** begin Data for the task **

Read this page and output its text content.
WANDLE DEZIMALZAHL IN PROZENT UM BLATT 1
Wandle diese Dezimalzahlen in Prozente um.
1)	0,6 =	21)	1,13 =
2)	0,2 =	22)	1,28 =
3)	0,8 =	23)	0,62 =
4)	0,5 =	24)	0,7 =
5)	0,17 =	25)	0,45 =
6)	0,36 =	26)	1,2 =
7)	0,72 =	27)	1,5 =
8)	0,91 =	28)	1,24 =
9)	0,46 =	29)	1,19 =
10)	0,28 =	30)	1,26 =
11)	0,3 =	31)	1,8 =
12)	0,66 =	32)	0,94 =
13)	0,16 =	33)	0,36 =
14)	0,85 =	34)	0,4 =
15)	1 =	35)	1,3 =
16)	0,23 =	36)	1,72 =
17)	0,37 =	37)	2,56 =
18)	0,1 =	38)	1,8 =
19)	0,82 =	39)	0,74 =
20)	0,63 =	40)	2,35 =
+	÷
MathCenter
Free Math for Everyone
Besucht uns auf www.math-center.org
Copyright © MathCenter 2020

** end Data for the task **

▶ [Request] In the listing above, how many lines include the word "MathCenter"? Answer with the number and nothing more.

▶ [Final answer] 2